Jesus Christ is the greatest leader of all-time. If there’s anyone you should learn leadership from, it’s him.
In his legendary work, Spiritual Leadership, J. Oswald Sanders makes a fascinating point about the leadership of Jesus from the Old Testament.
Yes, the Old Treatment.
In Isaiah 42, we learn about the attitudes and inner motives of the anticipated Messiah — the Messiah, of course, being Jesus.
The Leadership of Jesus
From this one chapter, Sanders gives six leadership lessons you can takeaway from the leadership of Jesus:
“Here is my servant, whom I uphold” (Isaiah 42:1).
Jesus fulfilled the prophecy by emptying himself of divine prerogative (“made himself nothing,” Philippians 2:7). He surrendered the privileges of His-God nature and became dependent on his heavenly Father. He became in all ways like a human being. What a staggering paradox. As we become “empty” of self and dependent on God, the Holy Spirit will use you.
Lesson to learn: Rid yourself of independence and seek to grow in dependence on God.
“My chosen one in whom I delight” (Isaiah 42:1).
God took great delight in his servant Jesus. On at least two occasions, God declared that delight audibly (Matthew 3:17; 17:5). And that delight was reciprocal.

..............................

Your goal
Pick up the piece on the leadership of Jesus after its last sentence and continue it in the same style.

Bounding box entries
..............................

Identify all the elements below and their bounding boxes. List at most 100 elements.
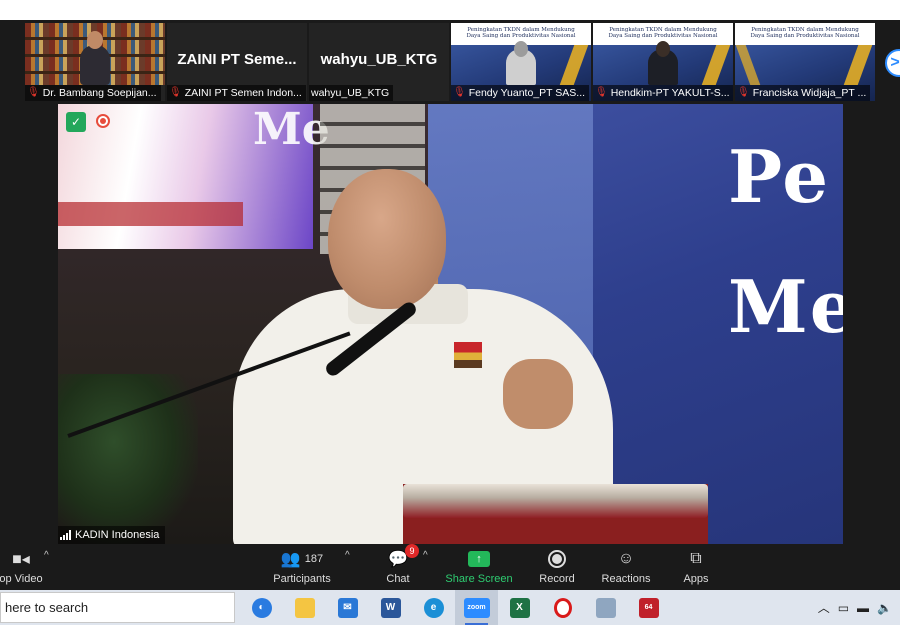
plant-decoration xyxy=(58,374,198,544)
edge-icon[interactable]: e xyxy=(412,590,455,625)
participants-options-caret[interactable]: ^ xyxy=(345,550,350,561)
apps-icon: ⧉ xyxy=(690,550,702,567)
record-icon xyxy=(522,548,592,570)
file-explorer-icon[interactable] xyxy=(283,590,326,625)
screen-text: Me xyxy=(253,104,330,155)
app-badge-icon[interactable]: 64 xyxy=(627,590,670,625)
screen-podium xyxy=(58,202,243,226)
encryption-shield-icon[interactable]: ✓ xyxy=(66,112,86,132)
volume-icon[interactable]: 🔈 xyxy=(877,601,892,615)
participant-name: Fendy Yuanto_PT SAS... xyxy=(468,87,586,99)
opera-icon[interactable] xyxy=(541,590,584,625)
task-view-icon[interactable]: ◐ xyxy=(240,590,283,625)
word-icon[interactable]: W xyxy=(369,590,412,625)
participant-tile[interactable]: Peningkatan TKDN dalam Mendukung Daya Sai… xyxy=(735,23,875,101)
slide-subtitle: Daya Saing dan Produktivitas Nasional xyxy=(608,33,718,39)
venue-screen: Me xyxy=(58,104,330,249)
meeting-toolbar: ■◂ op Video ^ 👥 187 Participants ^ 💬 9 Cha… xyxy=(0,544,900,590)
participant-tile[interactable]: 🎙 Dr. Bambang Soepijan... xyxy=(25,23,165,101)
participants-button[interactable]: 👥 187 Participants xyxy=(267,548,337,585)
participants-count: 187 xyxy=(304,553,324,565)
slide-title-band: Peningkatan TKDN dalam Mendukung Daya Sai… xyxy=(735,23,875,45)
participant-tile[interactable]: wahyu_UB_KTG wahyu_UB_KTG xyxy=(309,23,449,101)
record-button[interactable]: Record xyxy=(522,548,592,585)
battery-icon[interactable]: ▬ xyxy=(857,601,869,615)
participants-label: Participants xyxy=(273,573,331,585)
participant-video xyxy=(80,31,110,85)
taskbar-search-box[interactable]: here to search xyxy=(0,592,235,623)
share-screen-button[interactable]: ↑ Share Screen xyxy=(444,548,514,585)
participant-caption: 🎙 Fendy Yuanto_PT SAS... xyxy=(451,85,590,101)
signal-strength-icon xyxy=(60,530,71,540)
apps-button[interactable]: ⧉ Apps xyxy=(661,548,731,585)
mic-muted-icon: 🎙 xyxy=(169,87,182,98)
participant-tile[interactable]: Peningkatan TKDN dalam Mendukung Daya Sai… xyxy=(593,23,733,101)
participant-name: Hendkim-PT YAKULT-S... xyxy=(610,87,730,99)
speaker-caption: KADIN Indonesia xyxy=(58,526,166,544)
participant-name: ZAINI PT Semen Indon... xyxy=(184,87,302,99)
chevron-up-icon[interactable]: ︿ xyxy=(818,599,830,616)
slide-decoration xyxy=(701,45,731,85)
chat-unread-badge: 9 xyxy=(405,544,419,558)
stop-video-label: op Video xyxy=(0,573,43,585)
podium-top xyxy=(403,484,708,518)
gallery-next-button[interactable]: > xyxy=(885,49,900,77)
search-placeholder: here to search xyxy=(5,600,89,615)
active-speaker-video[interactable]: Me Pe Me ✓ KADIN Indonesia xyxy=(58,104,843,544)
participant-caption: 🎙 ZAINI PT Semen Indon... xyxy=(167,85,306,101)
participant-caption: 🎙 Franciska Widjaja_PT ... xyxy=(735,85,871,101)
slide-decoration xyxy=(843,45,873,85)
reactions-label: Reactions xyxy=(601,573,651,585)
participant-caption: 🎙 Hendkim-PT YAKULT-S... xyxy=(593,85,733,101)
participant-display-name: ZAINI PT Seme... xyxy=(177,51,297,68)
speaker-hand xyxy=(503,359,573,429)
recording-indicator-icon[interactable] xyxy=(96,114,110,128)
mic-muted-icon: 🎙 xyxy=(453,87,466,98)
participant-caption: 🎙 Dr. Bambang Soepijan... xyxy=(25,85,161,101)
windows-taskbar: here to search ◐ ✉ W e zoom X 64 ︿ ▭ ▬ 🔈 xyxy=(0,590,900,625)
slide-subtitle: Daya Saing dan Produktivitas Nasional xyxy=(750,33,860,39)
system-tray: ︿ ▭ ▬ 🔈 xyxy=(818,590,892,625)
participant-video xyxy=(648,41,678,85)
record-label: Record xyxy=(539,573,575,585)
backdrop-text: Pe xyxy=(728,134,831,219)
reactions-button[interactable]: ☺ Reactions xyxy=(591,548,661,585)
speaker-head xyxy=(328,169,446,309)
slide-decoration xyxy=(735,45,761,85)
photos-icon[interactable] xyxy=(584,590,627,625)
slide-decoration xyxy=(559,45,589,85)
participants-icon: 👥 187 xyxy=(280,551,324,568)
video-options-caret[interactable]: ^ xyxy=(44,550,49,561)
chat-label: Chat xyxy=(386,573,410,585)
share-screen-icon: ↑ xyxy=(444,548,514,570)
screen: 🎙 Dr. Bambang Soepijan... ZAINI PT Seme.… xyxy=(0,0,900,625)
apps-label: Apps xyxy=(683,573,709,585)
taskbar-pinned-apps: ◐ ✉ W e zoom X 64 xyxy=(240,590,670,625)
smiley-icon: ☺ xyxy=(617,550,635,567)
chat-options-caret[interactable]: ^ xyxy=(423,550,428,561)
participant-caption: wahyu_UB_KTG xyxy=(309,85,394,101)
participant-display-name: wahyu_UB_KTG xyxy=(320,51,438,68)
share-screen-label: Share Screen xyxy=(445,573,513,585)
backdrop-text: Me xyxy=(728,264,843,349)
excel-icon[interactable]: X xyxy=(498,590,541,625)
zoom-app-icon[interactable]: zoom xyxy=(455,590,498,625)
participant-name: Franciska Widjaja_PT ... xyxy=(752,87,867,99)
network-icon[interactable]: ▭ xyxy=(838,601,849,615)
participant-name: wahyu_UB_KTG xyxy=(311,87,390,99)
zoom-meeting-window: 🎙 Dr. Bambang Soepijan... ZAINI PT Seme.… xyxy=(0,20,900,590)
participant-tile[interactable]: ZAINI PT Seme... 🎙 ZAINI PT Semen Indon.… xyxy=(167,23,307,101)
participant-tile[interactable]: Peningkatan TKDN dalam Mendukung Daya Sai… xyxy=(451,23,591,101)
mail-icon[interactable]: ✉ xyxy=(326,590,369,625)
participant-name: Dr. Bambang Soepijan... xyxy=(42,87,157,99)
gallery-strip: 🎙 Dr. Bambang Soepijan... ZAINI PT Seme.… xyxy=(25,23,875,101)
speaker-name: KADIN Indonesia xyxy=(75,529,160,541)
slide-subtitle: Daya Saing dan Produktivitas Nasional xyxy=(466,33,576,39)
mic-muted-icon: 🎙 xyxy=(27,87,40,98)
mic-muted-icon: 🎙 xyxy=(595,87,608,98)
top-strip xyxy=(0,0,900,20)
chevron-right-icon: > xyxy=(890,54,900,71)
kadin-logo-badge xyxy=(454,342,482,368)
participant-video xyxy=(506,41,536,85)
mic-muted-icon: 🎙 xyxy=(737,87,750,98)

..............................

Reply
Lesson to learn: Seek not to lead for approval, but from approval — the approval that you already have in Christ.
“He will not shout or cry out, or raise his voice in the streets” (Isaiah 42:2).
Neither strident nor flamboyant, God’s servant conducts a ministry that appears almost self-effacing. What a contrast to the arrogant self-advertising of so many leaders today, both in and out of the church.
On this very point the devil tempted Jesus, urging him to attempt a headline-grabbing leap from the rooftop of the temple (Matthew 4:5). But Jesus did not seek headlines and did not fall to the plot.
So quiet and unobtrusive is the great Servant’s work that many today doubt his very existence. Jesus exemplifies the description of God found later in Isaiah: “Truly you are a God who hides himself” (Isaiah 45:15).
This quality seems to be shared among all the host of heaven. Even the picture given to us of the cherubim — God’s angel servants — use four of their six wings to conceal their faces and feet. They are too content with hidden service (Isaiah 6:2).
Lesson to learn: Watch your heart for selfish ambition, and seek to promote Christ, not yourself.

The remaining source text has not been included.